Source excerpt:
● ● ● ● ●

# Does this work look acceptable?



## Aseld (8 mo ago)

Just had a metal roof installed on my house. Approximately 1000sqft home, supposed to pay the guy 23k. I feel like this looks like poor workmanship, but I don't know my way around a roof so I'm basing it off of my best judgement while realizing I could be totally wrong. Please confirm or deny if this looks OK.


----------



## Coinmls (9 mo ago)

I agree that doesn't look great but I'm not a roofing pro. Are there any nearby examples you can point to? Can you to go the manufacturer's website and maybe see if there's an example of what the corner should look like?


----------



## bkd (6 mo ago)

Coinmls said:


> I agree that doesn't look great but I'm not a roofing pro. Are there any nearby examples you can point to? Can you to go the manufacturer's website and maybe see if there's an example of what the corner should look like?


If it doesn't look right it probably is not. I would not have left examples that way.


----------



## andy (Oct 30, 2011)

Trims needs redone


----------



## RoofingLife (6 mo ago)

Aseld said:


> Just had a metal roof installed on my house. Approximately 1000sqft home, supposed to pay the guy 23k. I feel like this looks like poor workmanship, but I don't know my way around a roof so I'm basing it off of my best judgement while realizing I could be totally wrong. Please confirm or deny if this looks OK.
> 
> View attachment 4775
> 
> ...


----------



## RoofingLife (6 mo ago)

Anybody that does metal roofing must to know that all corner must be detail perfect, any open corners or gap, can future wise cause issues like Bird nest 🪺, heavy driven rain going into the corners and etc. before you hire Roofer try to see his work first! 🔨 you should ask your roofer to go back and fix these details!!!


----------

● ● ● ● ●

[Layout annotation listing]
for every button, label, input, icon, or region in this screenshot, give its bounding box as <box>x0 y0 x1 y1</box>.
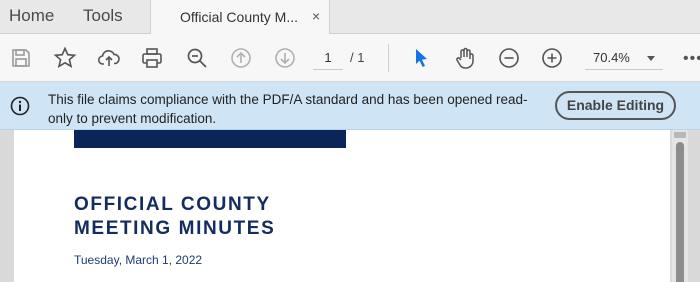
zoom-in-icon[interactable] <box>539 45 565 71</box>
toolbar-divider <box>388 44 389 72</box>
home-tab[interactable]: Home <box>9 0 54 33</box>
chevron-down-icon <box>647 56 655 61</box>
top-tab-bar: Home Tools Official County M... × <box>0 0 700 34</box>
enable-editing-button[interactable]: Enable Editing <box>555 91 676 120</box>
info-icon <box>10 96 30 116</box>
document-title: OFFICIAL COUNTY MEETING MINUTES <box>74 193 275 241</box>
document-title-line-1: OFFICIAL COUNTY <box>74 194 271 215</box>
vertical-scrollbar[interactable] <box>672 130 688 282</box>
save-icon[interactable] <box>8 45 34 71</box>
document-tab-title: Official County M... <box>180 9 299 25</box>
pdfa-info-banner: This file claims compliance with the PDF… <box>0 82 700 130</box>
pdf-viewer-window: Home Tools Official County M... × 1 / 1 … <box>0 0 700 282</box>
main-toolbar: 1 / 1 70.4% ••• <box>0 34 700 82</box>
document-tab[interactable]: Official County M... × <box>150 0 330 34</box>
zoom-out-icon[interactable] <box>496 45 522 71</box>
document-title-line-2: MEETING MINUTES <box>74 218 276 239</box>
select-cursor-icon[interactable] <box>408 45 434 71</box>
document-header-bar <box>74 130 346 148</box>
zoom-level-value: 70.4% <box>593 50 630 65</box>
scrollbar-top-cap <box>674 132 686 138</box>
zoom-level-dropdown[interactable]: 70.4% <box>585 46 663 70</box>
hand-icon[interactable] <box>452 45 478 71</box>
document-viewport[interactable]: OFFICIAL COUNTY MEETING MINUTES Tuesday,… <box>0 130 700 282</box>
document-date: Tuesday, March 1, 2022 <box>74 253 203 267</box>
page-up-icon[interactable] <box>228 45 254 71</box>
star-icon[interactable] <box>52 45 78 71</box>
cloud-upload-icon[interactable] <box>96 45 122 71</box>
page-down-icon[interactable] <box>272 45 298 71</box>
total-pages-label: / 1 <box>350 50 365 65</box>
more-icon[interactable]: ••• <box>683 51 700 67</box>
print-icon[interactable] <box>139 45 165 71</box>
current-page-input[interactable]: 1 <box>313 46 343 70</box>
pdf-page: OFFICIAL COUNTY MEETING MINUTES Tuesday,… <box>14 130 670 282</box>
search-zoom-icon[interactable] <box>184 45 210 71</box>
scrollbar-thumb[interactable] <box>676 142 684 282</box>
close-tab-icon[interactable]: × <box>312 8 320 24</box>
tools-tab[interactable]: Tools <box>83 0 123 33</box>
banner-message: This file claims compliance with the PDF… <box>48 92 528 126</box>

● ● ● ● ●

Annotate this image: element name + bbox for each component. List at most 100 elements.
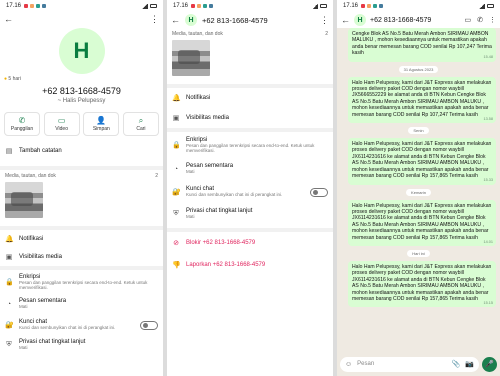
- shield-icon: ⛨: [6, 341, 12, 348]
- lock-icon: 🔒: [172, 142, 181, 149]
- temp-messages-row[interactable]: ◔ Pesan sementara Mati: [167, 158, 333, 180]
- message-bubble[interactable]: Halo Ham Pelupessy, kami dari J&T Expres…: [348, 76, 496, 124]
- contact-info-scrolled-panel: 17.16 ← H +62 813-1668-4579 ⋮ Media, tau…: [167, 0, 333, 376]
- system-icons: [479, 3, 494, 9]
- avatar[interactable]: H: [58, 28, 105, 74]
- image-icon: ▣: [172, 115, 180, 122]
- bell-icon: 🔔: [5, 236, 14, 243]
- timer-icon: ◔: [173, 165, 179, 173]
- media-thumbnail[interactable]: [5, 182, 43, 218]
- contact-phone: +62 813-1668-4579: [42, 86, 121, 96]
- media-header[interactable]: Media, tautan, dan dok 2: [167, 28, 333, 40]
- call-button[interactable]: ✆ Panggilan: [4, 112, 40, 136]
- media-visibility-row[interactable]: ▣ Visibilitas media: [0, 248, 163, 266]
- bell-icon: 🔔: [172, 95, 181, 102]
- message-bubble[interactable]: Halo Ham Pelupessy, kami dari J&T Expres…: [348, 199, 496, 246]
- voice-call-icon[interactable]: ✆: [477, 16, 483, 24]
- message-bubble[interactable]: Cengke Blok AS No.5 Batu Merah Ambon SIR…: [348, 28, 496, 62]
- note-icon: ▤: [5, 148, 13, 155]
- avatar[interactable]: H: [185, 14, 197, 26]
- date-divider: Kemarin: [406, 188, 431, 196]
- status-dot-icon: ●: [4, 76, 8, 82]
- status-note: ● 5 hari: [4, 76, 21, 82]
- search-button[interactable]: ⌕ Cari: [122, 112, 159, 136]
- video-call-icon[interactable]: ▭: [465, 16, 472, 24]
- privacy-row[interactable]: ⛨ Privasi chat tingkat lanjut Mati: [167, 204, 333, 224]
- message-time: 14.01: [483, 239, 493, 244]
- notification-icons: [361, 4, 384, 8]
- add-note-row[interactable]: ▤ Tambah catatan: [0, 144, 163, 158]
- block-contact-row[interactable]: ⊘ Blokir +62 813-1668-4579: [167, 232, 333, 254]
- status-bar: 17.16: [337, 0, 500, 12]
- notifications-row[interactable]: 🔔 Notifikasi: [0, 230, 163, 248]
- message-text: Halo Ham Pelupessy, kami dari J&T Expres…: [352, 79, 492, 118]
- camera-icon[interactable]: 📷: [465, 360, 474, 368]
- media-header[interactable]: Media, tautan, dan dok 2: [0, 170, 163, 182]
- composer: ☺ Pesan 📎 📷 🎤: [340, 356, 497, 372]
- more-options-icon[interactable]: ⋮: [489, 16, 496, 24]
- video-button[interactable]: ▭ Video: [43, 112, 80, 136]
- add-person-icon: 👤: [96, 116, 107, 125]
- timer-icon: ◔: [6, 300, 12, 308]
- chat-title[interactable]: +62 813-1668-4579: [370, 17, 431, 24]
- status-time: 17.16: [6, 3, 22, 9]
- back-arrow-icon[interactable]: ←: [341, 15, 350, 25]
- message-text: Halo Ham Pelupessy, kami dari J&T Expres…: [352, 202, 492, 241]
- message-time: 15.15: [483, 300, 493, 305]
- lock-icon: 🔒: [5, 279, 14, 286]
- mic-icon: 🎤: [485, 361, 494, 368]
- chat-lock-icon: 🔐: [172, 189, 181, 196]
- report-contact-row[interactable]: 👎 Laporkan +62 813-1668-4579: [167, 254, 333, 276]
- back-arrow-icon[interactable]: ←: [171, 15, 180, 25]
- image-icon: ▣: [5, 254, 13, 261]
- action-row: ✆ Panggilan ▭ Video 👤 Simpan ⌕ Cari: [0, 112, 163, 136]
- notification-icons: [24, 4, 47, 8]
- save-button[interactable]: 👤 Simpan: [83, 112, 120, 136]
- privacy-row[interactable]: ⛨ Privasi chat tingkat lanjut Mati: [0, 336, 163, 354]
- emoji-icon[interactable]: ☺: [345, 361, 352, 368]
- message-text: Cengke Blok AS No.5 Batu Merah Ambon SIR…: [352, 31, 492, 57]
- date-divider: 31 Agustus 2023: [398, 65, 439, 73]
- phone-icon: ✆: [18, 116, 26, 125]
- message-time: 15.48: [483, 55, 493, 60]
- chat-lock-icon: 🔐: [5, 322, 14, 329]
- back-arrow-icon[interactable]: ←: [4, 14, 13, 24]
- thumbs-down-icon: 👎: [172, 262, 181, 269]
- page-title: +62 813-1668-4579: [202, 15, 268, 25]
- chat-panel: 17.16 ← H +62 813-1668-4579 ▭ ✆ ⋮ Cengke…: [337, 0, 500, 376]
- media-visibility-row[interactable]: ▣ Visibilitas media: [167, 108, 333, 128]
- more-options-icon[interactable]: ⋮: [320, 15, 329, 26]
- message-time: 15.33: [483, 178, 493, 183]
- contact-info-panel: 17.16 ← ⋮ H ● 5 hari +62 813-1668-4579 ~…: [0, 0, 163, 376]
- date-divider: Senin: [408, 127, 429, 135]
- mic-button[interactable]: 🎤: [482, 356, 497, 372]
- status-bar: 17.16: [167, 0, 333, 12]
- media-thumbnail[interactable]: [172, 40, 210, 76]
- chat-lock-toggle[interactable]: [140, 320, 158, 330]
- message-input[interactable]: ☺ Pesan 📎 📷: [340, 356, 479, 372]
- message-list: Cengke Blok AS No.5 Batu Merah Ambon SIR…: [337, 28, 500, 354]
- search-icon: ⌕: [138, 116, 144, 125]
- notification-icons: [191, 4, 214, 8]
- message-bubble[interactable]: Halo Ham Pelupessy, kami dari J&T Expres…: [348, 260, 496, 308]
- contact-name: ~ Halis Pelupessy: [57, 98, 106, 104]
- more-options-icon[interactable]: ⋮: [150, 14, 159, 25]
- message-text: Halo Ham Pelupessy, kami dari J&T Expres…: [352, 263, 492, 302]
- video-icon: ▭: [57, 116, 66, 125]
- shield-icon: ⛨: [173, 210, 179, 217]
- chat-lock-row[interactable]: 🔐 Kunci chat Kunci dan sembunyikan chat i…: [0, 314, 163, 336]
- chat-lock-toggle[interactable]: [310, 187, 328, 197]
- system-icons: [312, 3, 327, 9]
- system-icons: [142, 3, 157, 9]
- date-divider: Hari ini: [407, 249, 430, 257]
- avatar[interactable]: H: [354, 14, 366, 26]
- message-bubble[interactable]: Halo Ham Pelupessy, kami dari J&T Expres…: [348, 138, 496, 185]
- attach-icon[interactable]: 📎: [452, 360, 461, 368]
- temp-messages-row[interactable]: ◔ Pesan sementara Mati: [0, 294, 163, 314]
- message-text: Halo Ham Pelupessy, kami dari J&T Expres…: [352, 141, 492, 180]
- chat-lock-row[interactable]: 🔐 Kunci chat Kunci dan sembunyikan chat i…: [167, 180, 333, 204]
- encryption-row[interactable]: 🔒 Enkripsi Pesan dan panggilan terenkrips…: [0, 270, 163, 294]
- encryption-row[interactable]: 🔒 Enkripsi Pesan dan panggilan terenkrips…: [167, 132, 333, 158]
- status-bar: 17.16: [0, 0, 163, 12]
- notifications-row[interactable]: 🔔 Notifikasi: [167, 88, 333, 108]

● ● ● ● ●

Goal A: According to the forum thread, how much was the homeowner supposed to pay for the metal roof?
Goal B: Rewrite the lines of the listing as a numbered list, from the line containing "- shield-icon: ⛨: [6, 341, 12, 348]" to the line containing "- timer-icon: ◔: [6, 300, 12, 308]", including both of those lines.
The listing is unrelated to the forum thread.

Written answer A: 23k

Written answer B:
1. - shield-icon: ⛨: [6, 341, 12, 348]
2. - lock-icon: 🔒: [172, 142, 181, 149]
3. - temp-messages-row[interactable]: ◔ Pesan sementara Mati: [167, 158, 333, 180]
4. - message-bubble[interactable]: Halo Ham Pelupessy, kami dari J&T Expres…: [348, 76, 496, 124]
5. - contact-info-scrolled-panel: 17.16 ← H +62 813-1668-4579 ⋮ Media, tau…: [167, 0, 333, 376]
6. - system-icons: [479, 3, 494, 9]
7. - avatar[interactable]: H: [58, 28, 105, 74]
8. - image-icon: ▣: [172, 115, 180, 122]
9. - bell-icon: 🔔: [5, 236, 14, 243]
10. - timer-icon: ◔: [173, 165, 179, 173]
11. - media-thumbnail[interactable]: [5, 182, 43, 218]
12. - contact-phone: +62 813-1668-4579: [42, 86, 121, 96]
13. - media-header[interactable]: Media, tautan, dan dok 2: [167, 28, 333, 40]
14. - call-button[interactable]: ✆ Panggilan: [4, 112, 40, 136]
15. - media-visibility-row[interactable]: ▣ Visibilitas media: [0, 248, 163, 266]
16. - bell-icon: 🔔: [172, 95, 181, 102]
17. - message-bubble[interactable]: Halo Ham Pelupessy, kami dari J&T Expres…: [348, 199, 496, 246]
18. - voice-call-icon[interactable]: ✆: [477, 16, 483, 24]
19. - message-bubble[interactable]: Cengke Blok AS No.5 Batu Merah Ambon SIR…: [348, 28, 496, 62]
20. - note-icon: ▤: [5, 148, 13, 155]
21. - avatar[interactable]: H: [185, 14, 197, 26]
22. - date-divider: Kemarin: [406, 188, 431, 196]
23. - status-dot-icon: ●: [4, 76, 8, 82]
24. - status-note: ● 5 hari: [4, 76, 21, 82]
25. - search-button[interactable]: ⌕ Cari: [122, 112, 159, 136]
26. - video-call-icon[interactable]: ▭: [465, 16, 472, 24]
27. - privacy-row[interactable]: ⛨ Privasi chat tingkat lanjut Mati: [167, 204, 333, 224]
28. - message-time: 14.01: [483, 239, 493, 244]
29. - notification-icons: [361, 4, 384, 8]
30. - add-note-row[interactable]: ▤ Tambah catatan: [0, 144, 163, 158]
31. - block-contact-row[interactable]: ⊘ Blokir +62 813-1668-4579: [167, 232, 333, 254]
32. - status-bar: 17.16: [337, 0, 500, 12]
33. - notifications-row[interactable]: 🔔 Notifikasi: [0, 230, 163, 248]
34. - message-text: Halo Ham Pelupessy, kami dari J&T Expres…: [352, 79, 492, 118]
35. - camera-icon[interactable]: 📷: [465, 360, 474, 368]
36. - media-header[interactable]: Media, tautan, dan dok 2: [0, 170, 163, 182]
37. - composer: ☺ Pesan 📎 📷 🎤: [340, 356, 497, 372]
38. - more-options-icon[interactable]: ⋮: [489, 16, 496, 24]
39. - video-button[interactable]: ▭ Video: [43, 112, 80, 136]
40. - add-person-icon: 👤: [96, 116, 107, 125]
41. - timer-icon: ◔: [6, 300, 12, 308]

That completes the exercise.